Data records:
--

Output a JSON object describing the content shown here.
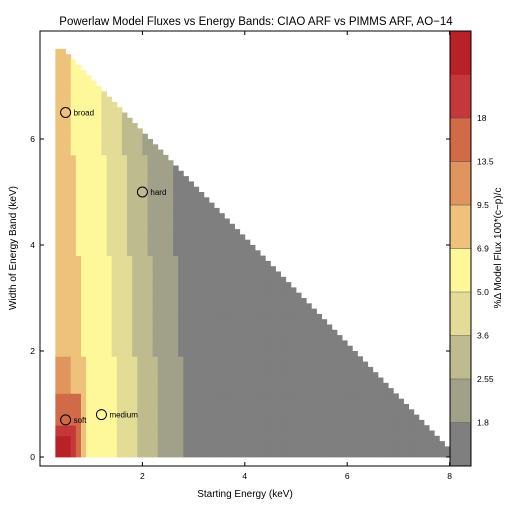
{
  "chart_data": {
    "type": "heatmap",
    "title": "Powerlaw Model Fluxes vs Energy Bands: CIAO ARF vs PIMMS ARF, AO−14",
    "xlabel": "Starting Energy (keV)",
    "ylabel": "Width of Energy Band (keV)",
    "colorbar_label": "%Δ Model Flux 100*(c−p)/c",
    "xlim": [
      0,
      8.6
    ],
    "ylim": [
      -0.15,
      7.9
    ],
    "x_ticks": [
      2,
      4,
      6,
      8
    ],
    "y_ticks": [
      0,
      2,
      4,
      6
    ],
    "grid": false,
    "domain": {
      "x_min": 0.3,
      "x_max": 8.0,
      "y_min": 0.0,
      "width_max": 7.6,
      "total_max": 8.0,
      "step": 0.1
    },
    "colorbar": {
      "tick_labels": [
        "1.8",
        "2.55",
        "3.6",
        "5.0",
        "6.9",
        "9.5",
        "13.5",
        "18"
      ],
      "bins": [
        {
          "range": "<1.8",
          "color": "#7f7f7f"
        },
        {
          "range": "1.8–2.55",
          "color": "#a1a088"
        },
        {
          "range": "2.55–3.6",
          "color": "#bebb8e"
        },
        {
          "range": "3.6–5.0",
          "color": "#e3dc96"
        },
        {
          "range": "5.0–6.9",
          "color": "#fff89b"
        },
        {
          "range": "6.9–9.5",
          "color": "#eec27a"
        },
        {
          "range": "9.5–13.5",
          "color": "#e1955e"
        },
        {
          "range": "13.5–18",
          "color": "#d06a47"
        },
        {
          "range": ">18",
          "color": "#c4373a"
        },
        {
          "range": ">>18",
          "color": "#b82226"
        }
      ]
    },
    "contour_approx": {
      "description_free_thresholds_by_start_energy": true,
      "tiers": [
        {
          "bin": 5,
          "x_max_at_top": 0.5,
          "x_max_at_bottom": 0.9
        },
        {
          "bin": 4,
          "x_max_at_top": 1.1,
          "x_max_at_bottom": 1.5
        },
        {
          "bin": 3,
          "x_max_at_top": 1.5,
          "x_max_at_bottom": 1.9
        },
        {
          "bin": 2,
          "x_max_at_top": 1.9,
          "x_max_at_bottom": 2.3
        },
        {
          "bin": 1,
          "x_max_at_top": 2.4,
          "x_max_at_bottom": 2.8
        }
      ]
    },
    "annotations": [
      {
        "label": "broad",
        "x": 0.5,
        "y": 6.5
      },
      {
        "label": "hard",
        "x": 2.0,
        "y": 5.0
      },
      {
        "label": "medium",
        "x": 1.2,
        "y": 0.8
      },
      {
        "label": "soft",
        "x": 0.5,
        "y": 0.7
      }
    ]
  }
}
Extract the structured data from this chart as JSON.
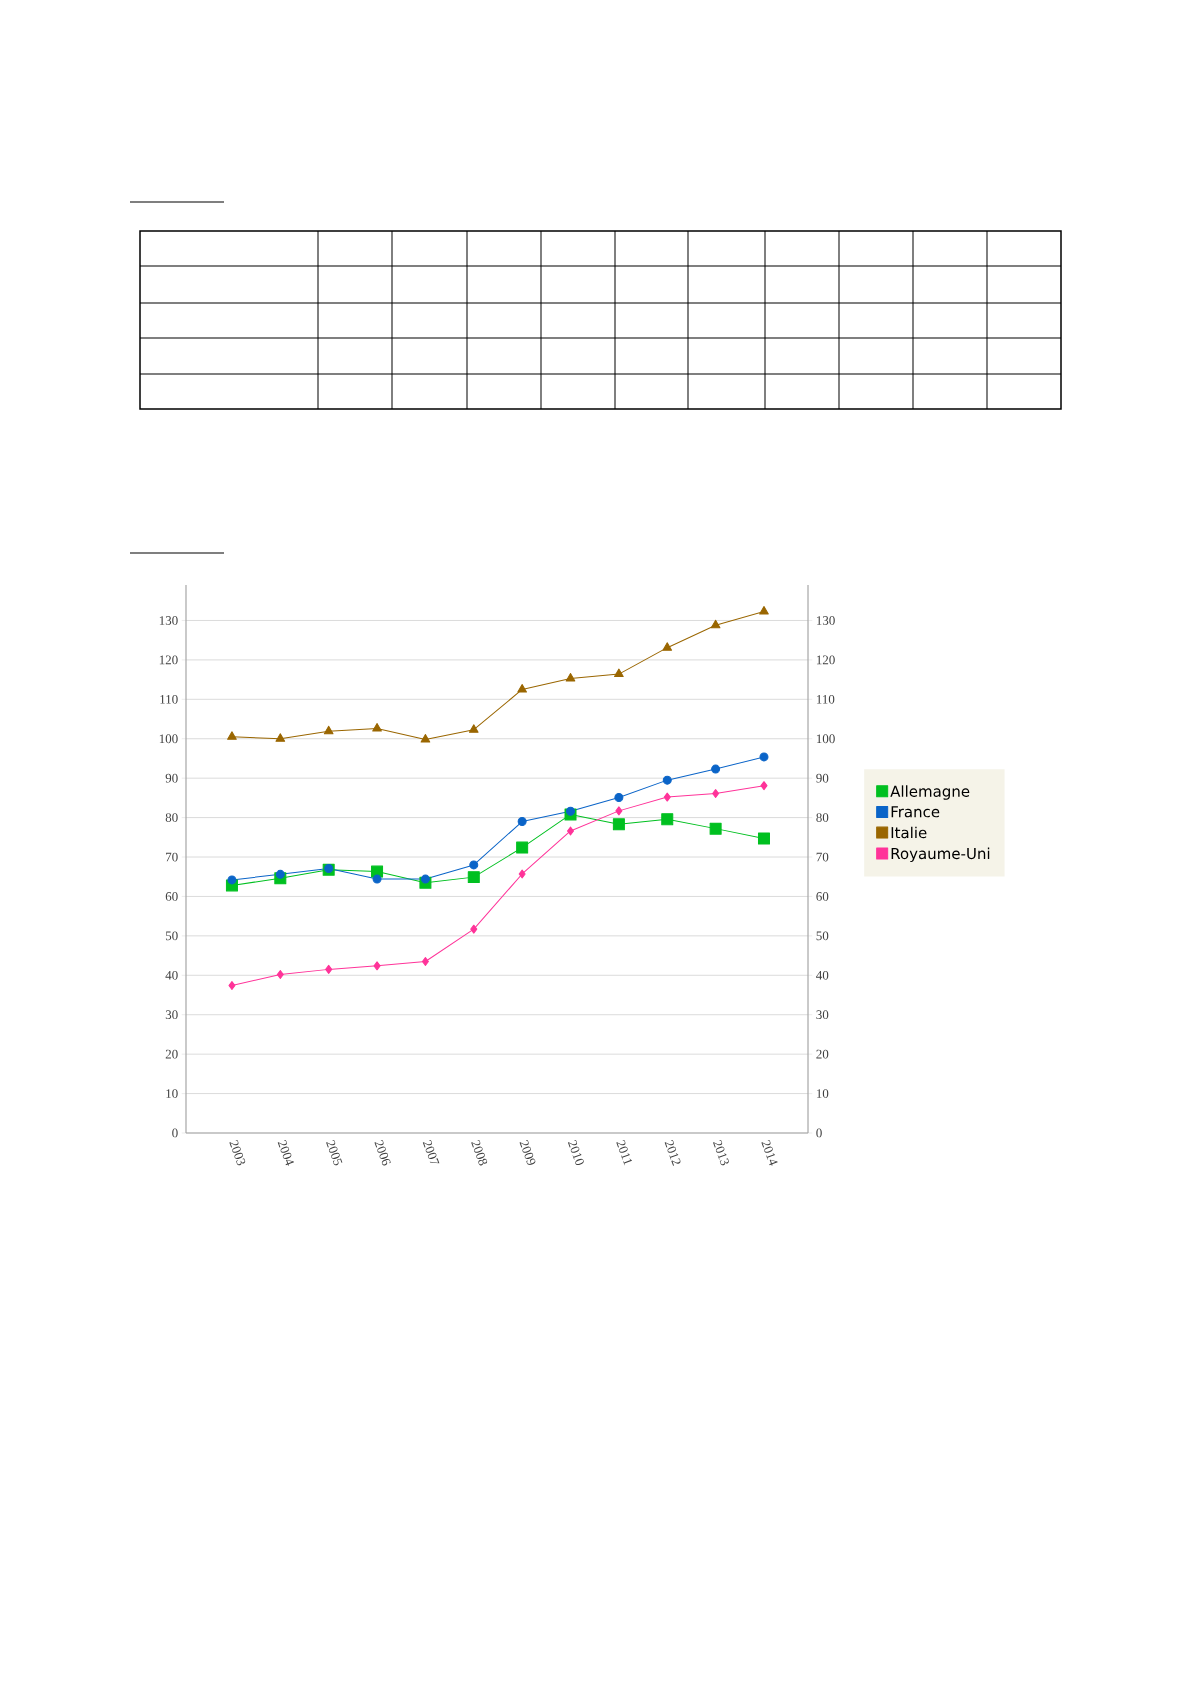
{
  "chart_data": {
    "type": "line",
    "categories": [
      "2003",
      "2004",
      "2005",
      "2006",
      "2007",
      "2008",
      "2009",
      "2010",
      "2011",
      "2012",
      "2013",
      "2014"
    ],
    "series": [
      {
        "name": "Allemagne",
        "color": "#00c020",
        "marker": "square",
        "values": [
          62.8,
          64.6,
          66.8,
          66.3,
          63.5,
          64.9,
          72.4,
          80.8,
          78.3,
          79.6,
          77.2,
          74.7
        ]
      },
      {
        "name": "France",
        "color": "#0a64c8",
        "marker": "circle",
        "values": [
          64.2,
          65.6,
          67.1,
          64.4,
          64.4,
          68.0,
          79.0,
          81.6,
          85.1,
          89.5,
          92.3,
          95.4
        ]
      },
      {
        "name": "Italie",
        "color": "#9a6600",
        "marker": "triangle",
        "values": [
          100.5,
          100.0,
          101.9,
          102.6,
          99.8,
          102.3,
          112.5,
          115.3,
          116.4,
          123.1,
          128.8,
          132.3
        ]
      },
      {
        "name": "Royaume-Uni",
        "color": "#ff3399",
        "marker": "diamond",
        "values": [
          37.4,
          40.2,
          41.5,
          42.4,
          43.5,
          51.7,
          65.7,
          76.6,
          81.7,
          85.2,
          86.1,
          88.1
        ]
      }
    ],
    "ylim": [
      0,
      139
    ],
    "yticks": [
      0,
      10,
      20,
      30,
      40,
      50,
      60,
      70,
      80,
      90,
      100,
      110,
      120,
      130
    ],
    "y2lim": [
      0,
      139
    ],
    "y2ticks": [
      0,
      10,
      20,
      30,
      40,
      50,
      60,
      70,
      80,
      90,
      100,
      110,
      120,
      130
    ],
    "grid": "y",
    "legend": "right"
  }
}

--

Of all the lines in the listing above, how many include "JSON"? Write only the number.

OUTPUT: 2